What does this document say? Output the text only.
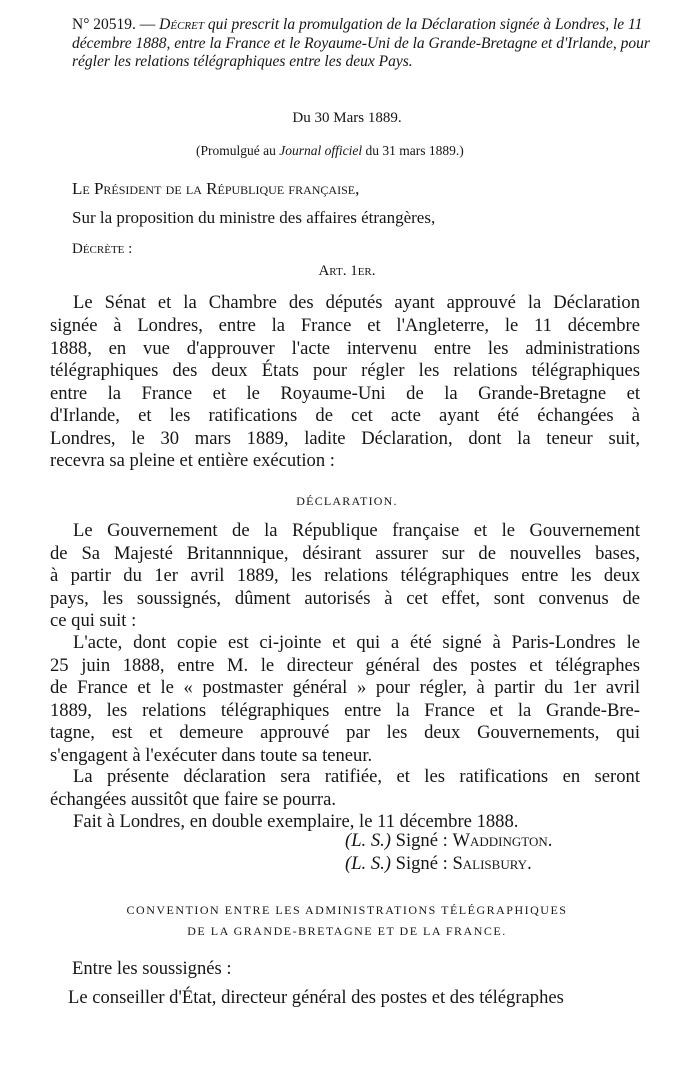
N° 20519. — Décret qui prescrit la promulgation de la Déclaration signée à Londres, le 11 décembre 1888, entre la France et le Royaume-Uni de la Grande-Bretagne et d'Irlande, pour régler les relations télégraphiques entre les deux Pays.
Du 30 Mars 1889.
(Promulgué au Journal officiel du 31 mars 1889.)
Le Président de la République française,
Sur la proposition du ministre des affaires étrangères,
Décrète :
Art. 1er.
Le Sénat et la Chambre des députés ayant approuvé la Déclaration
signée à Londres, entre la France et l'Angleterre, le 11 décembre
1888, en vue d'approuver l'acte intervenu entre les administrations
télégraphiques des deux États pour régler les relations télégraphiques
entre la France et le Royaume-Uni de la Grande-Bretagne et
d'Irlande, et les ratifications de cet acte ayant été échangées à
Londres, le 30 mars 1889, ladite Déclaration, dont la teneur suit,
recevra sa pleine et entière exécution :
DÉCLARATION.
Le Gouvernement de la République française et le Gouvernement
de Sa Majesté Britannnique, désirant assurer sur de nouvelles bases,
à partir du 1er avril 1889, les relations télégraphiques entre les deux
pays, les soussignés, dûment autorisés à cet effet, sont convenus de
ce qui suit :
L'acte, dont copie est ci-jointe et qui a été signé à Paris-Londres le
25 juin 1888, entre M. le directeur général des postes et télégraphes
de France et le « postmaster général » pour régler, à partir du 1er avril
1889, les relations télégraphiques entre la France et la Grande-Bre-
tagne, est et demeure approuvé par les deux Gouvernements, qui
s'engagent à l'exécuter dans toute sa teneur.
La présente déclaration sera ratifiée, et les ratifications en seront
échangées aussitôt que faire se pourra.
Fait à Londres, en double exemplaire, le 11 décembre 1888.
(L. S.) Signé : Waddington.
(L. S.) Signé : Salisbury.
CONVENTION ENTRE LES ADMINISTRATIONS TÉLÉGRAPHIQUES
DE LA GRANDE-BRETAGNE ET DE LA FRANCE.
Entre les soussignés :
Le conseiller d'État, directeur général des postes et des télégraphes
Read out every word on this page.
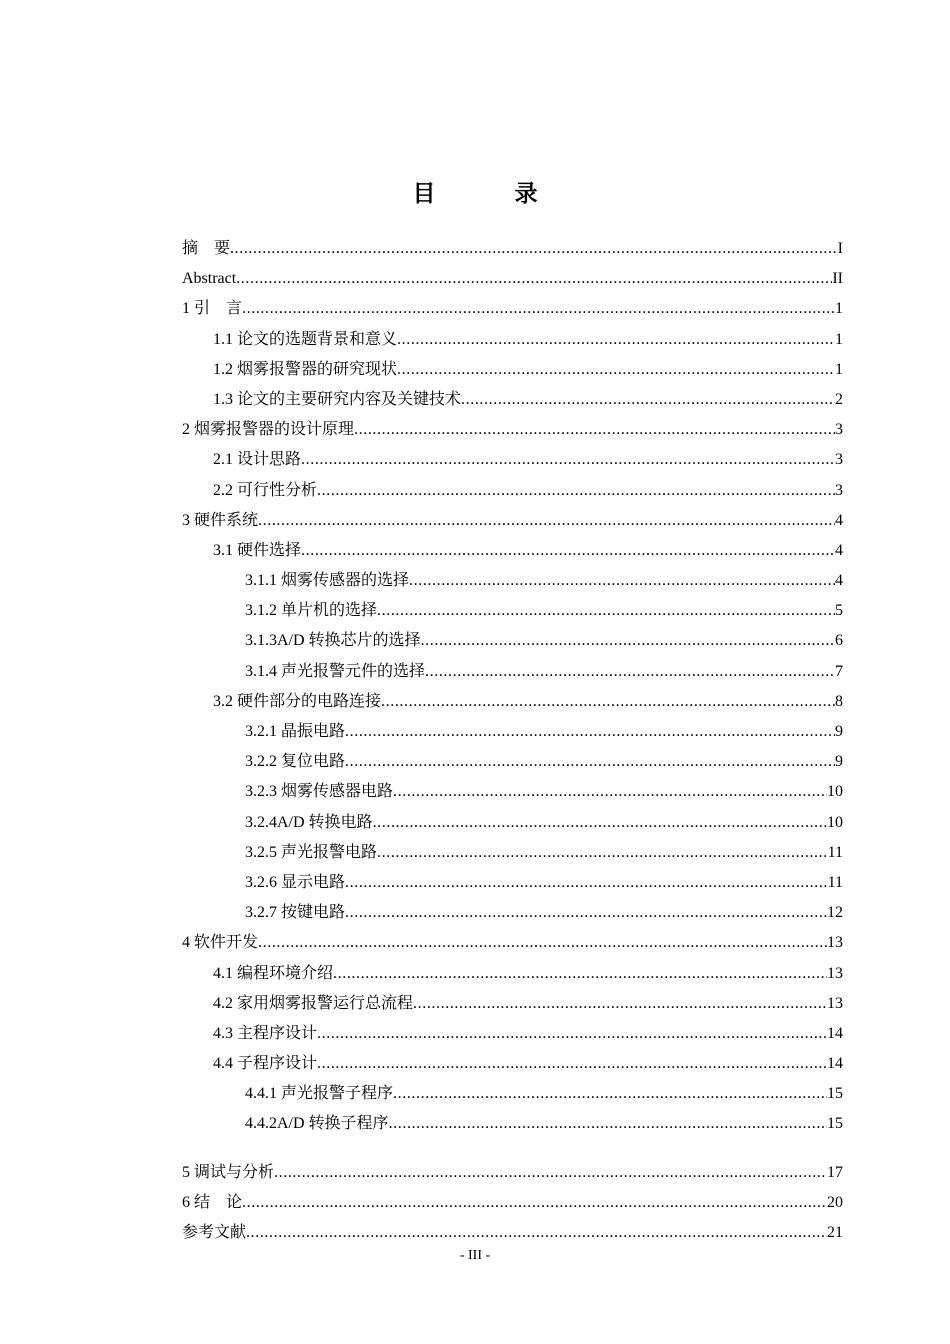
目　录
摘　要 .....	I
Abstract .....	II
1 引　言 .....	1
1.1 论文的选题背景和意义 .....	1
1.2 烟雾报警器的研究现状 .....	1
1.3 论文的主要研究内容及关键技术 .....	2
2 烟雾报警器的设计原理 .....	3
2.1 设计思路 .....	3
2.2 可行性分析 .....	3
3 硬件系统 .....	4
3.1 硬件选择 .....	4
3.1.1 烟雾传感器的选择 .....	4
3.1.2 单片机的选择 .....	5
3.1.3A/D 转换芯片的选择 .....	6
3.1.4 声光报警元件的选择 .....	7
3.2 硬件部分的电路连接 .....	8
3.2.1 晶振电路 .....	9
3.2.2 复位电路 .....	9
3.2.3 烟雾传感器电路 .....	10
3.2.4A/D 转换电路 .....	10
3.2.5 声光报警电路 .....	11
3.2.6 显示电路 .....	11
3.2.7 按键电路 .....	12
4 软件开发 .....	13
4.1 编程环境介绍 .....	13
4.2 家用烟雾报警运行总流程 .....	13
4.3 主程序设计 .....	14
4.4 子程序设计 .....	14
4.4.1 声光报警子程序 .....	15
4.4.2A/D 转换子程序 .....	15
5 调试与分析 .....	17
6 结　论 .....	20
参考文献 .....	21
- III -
:::
**Task description**
Every entry must be transcribed exactly. Pictures do not belong in the copy.

**Exercise answer**
What does this document say? Output the text only.
N° 20519. — Décret qui prescrit la promulgation de la Déclaration signée à Londres, le 11 décembre 1888, entre la France et le Royaume-Uni de la Grande-Bretagne et d'Irlande, pour régler les relations télégraphiques entre les deux Pays.
Du 30 Mars 1889.
(Promulgué au Journal officiel du 31 mars 1889.)
Le Président de la République française,
Sur la proposition du ministre des affaires étrangères,
Décrète :
Art. 1er.
Le Sénat et la Chambre des députés ayant approuvé la Déclaration
signée à Londres, entre la France et l'Angleterre, le 11 décembre
1888, en vue d'approuver l'acte intervenu entre les administrations
télégraphiques des deux États pour régler les relations télégraphiques
entre la France et le Royaume-Uni de la Grande-Bretagne et
d'Irlande, et les ratifications de cet acte ayant été échangées à
Londres, le 30 mars 1889, ladite Déclaration, dont la teneur suit,
recevra sa pleine et entière exécution :
DÉCLARATION.
Le Gouvernement de la République française et le Gouvernement
de Sa Majesté Britannnique, désirant assurer sur de nouvelles bases,
à partir du 1er avril 1889, les relations télégraphiques entre les deux
pays, les soussignés, dûment autorisés à cet effet, sont convenus de
ce qui suit :
L'acte, dont copie est ci-jointe et qui a été signé à Paris-Londres le
25 juin 1888, entre M. le directeur général des postes et télégraphes
de France et le « postmaster général » pour régler, à partir du 1er avril
1889, les relations télégraphiques entre la France et la Grande-Bre-
tagne, est et demeure approuvé par les deux Gouvernements, qui
s'engagent à l'exécuter dans toute sa teneur.
La présente déclaration sera ratifiée, et les ratifications en seront
échangées aussitôt que faire se pourra.
Fait à Londres, en double exemplaire, le 11 décembre 1888.
(L. S.) Signé : Waddington.
(L. S.) Signé : Salisbury.
CONVENTION ENTRE LES ADMINISTRATIONS TÉLÉGRAPHIQUES
DE LA GRANDE-BRETAGNE ET DE LA FRANCE.
Entre les soussignés :
Le conseiller d'État, directeur général des postes et des télégraphes
Read out every word on this page.
目　录
摘　要 .....	I
Abstract .....	II
1 引　言 .....	1
1.1 论文的选题背景和意义 .....	1
1.2 烟雾报警器的研究现状 .....	1
1.3 论文的主要研究内容及关键技术 .....	2
2 烟雾报警器的设计原理 .....	3
2.1 设计思路 .....	3
2.2 可行性分析 .....	3
3 硬件系统 .....	4
3.1 硬件选择 .....	4
3.1.1 烟雾传感器的选择 .....	4
3.1.2 单片机的选择 .....	5
3.1.3A/D 转换芯片的选择 .....	6
3.1.4 声光报警元件的选择 .....	7
3.2 硬件部分的电路连接 .....	8
3.2.1 晶振电路 .....	9
3.2.2 复位电路 .....	9
3.2.3 烟雾传感器电路 .....	10
3.2.4A/D 转换电路 .....	10
3.2.5 声光报警电路 .....	11
3.2.6 显示电路 .....	11
3.2.7 按键电路 .....	12
4 软件开发 .....	13
4.1 编程环境介绍 .....	13
4.2 家用烟雾报警运行总流程 .....	13
4.3 主程序设计 .....	14
4.4 子程序设计 .....	14
4.4.1 声光报警子程序 .....	15
4.4.2A/D 转换子程序 .....	15
5 调试与分析 .....	17
6 结　论 .....	20
参考文献 .....	21
- III -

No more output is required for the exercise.